### Exercise
Reproduce every line of all the items below character for character, without altering, omitting, or reordering anything.

——————————

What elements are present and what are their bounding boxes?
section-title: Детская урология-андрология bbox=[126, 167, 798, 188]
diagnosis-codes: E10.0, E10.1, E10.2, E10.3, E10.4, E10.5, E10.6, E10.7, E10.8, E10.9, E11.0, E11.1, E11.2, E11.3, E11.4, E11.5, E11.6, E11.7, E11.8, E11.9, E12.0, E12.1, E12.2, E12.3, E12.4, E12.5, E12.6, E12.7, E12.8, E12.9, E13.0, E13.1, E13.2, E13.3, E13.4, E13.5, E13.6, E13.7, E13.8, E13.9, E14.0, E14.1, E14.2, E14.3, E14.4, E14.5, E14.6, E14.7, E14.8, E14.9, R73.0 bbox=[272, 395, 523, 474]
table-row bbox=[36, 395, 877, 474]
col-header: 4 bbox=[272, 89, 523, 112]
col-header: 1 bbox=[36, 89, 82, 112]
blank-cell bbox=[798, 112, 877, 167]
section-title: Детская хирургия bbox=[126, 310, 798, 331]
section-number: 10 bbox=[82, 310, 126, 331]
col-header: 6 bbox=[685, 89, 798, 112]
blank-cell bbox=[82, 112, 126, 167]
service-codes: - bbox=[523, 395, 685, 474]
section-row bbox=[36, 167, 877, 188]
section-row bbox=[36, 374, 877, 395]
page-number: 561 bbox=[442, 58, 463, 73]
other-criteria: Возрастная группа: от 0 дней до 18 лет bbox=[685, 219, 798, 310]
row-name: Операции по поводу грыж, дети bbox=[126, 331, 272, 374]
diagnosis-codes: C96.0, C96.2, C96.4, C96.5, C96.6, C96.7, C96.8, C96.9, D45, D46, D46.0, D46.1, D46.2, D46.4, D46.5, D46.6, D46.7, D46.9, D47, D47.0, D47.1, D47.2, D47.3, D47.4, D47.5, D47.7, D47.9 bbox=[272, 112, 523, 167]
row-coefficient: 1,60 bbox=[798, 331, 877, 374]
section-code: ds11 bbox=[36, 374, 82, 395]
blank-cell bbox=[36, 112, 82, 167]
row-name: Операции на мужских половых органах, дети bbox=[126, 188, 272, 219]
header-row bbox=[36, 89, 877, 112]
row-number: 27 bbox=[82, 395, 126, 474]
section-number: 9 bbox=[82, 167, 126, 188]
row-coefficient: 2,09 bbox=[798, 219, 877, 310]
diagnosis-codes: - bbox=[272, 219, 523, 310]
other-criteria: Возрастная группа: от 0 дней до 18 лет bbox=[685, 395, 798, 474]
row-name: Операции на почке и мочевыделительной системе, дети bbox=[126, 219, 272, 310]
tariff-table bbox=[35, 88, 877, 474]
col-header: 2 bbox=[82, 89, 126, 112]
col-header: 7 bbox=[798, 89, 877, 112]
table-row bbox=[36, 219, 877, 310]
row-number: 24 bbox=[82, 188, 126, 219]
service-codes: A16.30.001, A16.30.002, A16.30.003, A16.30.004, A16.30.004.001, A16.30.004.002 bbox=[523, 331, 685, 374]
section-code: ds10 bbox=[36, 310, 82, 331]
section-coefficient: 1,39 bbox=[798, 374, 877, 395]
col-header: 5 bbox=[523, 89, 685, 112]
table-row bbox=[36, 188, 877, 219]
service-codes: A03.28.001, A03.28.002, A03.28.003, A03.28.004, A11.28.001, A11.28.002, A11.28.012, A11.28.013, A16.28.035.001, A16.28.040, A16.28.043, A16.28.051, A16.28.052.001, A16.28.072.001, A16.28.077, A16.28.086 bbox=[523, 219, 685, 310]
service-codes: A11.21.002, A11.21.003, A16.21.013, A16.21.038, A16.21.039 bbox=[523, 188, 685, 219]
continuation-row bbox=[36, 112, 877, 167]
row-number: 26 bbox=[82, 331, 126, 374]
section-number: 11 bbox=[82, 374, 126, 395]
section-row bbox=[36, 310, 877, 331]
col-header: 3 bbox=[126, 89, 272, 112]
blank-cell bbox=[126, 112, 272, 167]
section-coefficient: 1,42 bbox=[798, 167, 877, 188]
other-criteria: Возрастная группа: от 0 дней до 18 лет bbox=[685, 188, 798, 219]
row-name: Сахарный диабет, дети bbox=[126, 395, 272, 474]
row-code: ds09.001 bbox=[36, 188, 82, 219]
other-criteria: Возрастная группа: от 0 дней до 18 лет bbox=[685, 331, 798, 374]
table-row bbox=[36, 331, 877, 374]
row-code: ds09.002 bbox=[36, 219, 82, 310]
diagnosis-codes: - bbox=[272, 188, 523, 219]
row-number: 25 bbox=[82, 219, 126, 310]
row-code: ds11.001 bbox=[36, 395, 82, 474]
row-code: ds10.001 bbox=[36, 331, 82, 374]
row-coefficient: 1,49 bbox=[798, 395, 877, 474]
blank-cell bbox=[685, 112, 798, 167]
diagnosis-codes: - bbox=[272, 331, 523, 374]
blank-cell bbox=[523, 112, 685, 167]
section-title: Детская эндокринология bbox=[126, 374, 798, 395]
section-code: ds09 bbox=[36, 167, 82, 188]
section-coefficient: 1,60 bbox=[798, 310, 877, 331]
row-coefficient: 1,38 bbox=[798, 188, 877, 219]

——————————

### Written solution
What elements are present and what are their bounding boxes?
section-title: Детская урология-андрология bbox=[126, 167, 798, 188]
diagnosis-codes: E10.0, E10.1, E10.2, E10.3, E10.4, E10.5, E10.6, E10.7, E10.8, E10.9, E11.0, E11.1, E11.2, E11.3, E11.4, E11.5, E11.6, E11.7, E11.8, E11.9, E12.0, E12.1, E12.2, E12.3, E12.4, E12.5, E12.6, E12.7, E12.8, E12.9, E13.0, E13.1, E13.2, E13.3, E13.4, E13.5, E13.6, E13.7, E13.8, E13.9, E14.0, E14.1, E14.2, E14.3, E14.4, E14.5, E14.6, E14.7, E14.8, E14.9, R73.0 bbox=[272, 395, 523, 474]
table-row bbox=[36, 395, 877, 474]
col-header: 4 bbox=[272, 89, 523, 112]
col-header: 1 bbox=[36, 89, 82, 112]
blank-cell bbox=[798, 112, 877, 167]
section-title: Детская хирургия bbox=[126, 310, 798, 331]
section-number: 10 bbox=[82, 310, 126, 331]
col-header: 6 bbox=[685, 89, 798, 112]
blank-cell bbox=[82, 112, 126, 167]
service-codes: - bbox=[523, 395, 685, 474]
section-row bbox=[36, 167, 877, 188]
section-row bbox=[36, 374, 877, 395]
page-number: 561 bbox=[442, 58, 463, 73]
other-criteria: Возрастная группа: от 0 дней до 18 лет bbox=[685, 219, 798, 310]
row-name: Операции по поводу грыж, дети bbox=[126, 331, 272, 374]
diagnosis-codes: C96.0, C96.2, C96.4, C96.5, C96.6, C96.7, C96.8, C96.9, D45, D46, D46.0, D46.1, D46.2, D46.4, D46.5, D46.6, D46.7, D46.9, D47, D47.0, D47.1, D47.2, D47.3, D47.4, D47.5, D47.7, D47.9 bbox=[272, 112, 523, 167]
row-coefficient: 1,60 bbox=[798, 331, 877, 374]
section-code: ds11 bbox=[36, 374, 82, 395]
blank-cell bbox=[36, 112, 82, 167]
row-name: Операции на мужских половых органах, дети bbox=[126, 188, 272, 219]
header-row bbox=[36, 89, 877, 112]
row-number: 27 bbox=[82, 395, 126, 474]
section-number: 9 bbox=[82, 167, 126, 188]
row-coefficient: 2,09 bbox=[798, 219, 877, 310]
diagnosis-codes: - bbox=[272, 219, 523, 310]
other-criteria: Возрастная группа: от 0 дней до 18 лет bbox=[685, 395, 798, 474]
row-name: Операции на почке и мочевыделительной системе, дети bbox=[126, 219, 272, 310]
tariff-table bbox=[35, 88, 877, 474]
col-header: 2 bbox=[82, 89, 126, 112]
col-header: 7 bbox=[798, 89, 877, 112]
table-row bbox=[36, 219, 877, 310]
row-number: 24 bbox=[82, 188, 126, 219]
service-codes: A16.30.001, A16.30.002, A16.30.003, A16.30.004, A16.30.004.001, A16.30.004.002 bbox=[523, 331, 685, 374]
section-code: ds10 bbox=[36, 310, 82, 331]
section-coefficient: 1,39 bbox=[798, 374, 877, 395]
col-header: 5 bbox=[523, 89, 685, 112]
table-row bbox=[36, 188, 877, 219]
service-codes: A03.28.001, A03.28.002, A03.28.003, A03.28.004, A11.28.001, A11.28.002, A11.28.012, A11.28.013, A16.28.035.001, A16.28.040, A16.28.043, A16.28.051, A16.28.052.001, A16.28.072.001, A16.28.077, A16.28.086 bbox=[523, 219, 685, 310]
service-codes: A11.21.002, A11.21.003, A16.21.013, A16.21.038, A16.21.039 bbox=[523, 188, 685, 219]
continuation-row bbox=[36, 112, 877, 167]
row-number: 26 bbox=[82, 331, 126, 374]
section-number: 11 bbox=[82, 374, 126, 395]
section-row bbox=[36, 310, 877, 331]
col-header: 3 bbox=[126, 89, 272, 112]
blank-cell bbox=[126, 112, 272, 167]
section-coefficient: 1,42 bbox=[798, 167, 877, 188]
other-criteria: Возрастная группа: от 0 дней до 18 лет bbox=[685, 188, 798, 219]
row-name: Сахарный диабет, дети bbox=[126, 395, 272, 474]
row-code: ds09.001 bbox=[36, 188, 82, 219]
other-criteria: Возрастная группа: от 0 дней до 18 лет bbox=[685, 331, 798, 374]
table-row bbox=[36, 331, 877, 374]
row-code: ds09.002 bbox=[36, 219, 82, 310]
diagnosis-codes: - bbox=[272, 188, 523, 219]
row-number: 25 bbox=[82, 219, 126, 310]
row-code: ds11.001 bbox=[36, 395, 82, 474]
row-code: ds10.001 bbox=[36, 331, 82, 374]
row-coefficient: 1,49 bbox=[798, 395, 877, 474]
blank-cell bbox=[685, 112, 798, 167]
diagnosis-codes: - bbox=[272, 331, 523, 374]
blank-cell bbox=[523, 112, 685, 167]
section-title: Детская эндокринология bbox=[126, 374, 798, 395]
section-code: ds09 bbox=[36, 167, 82, 188]
section-coefficient: 1,60 bbox=[798, 310, 877, 331]
row-coefficient: 1,38 bbox=[798, 188, 877, 219]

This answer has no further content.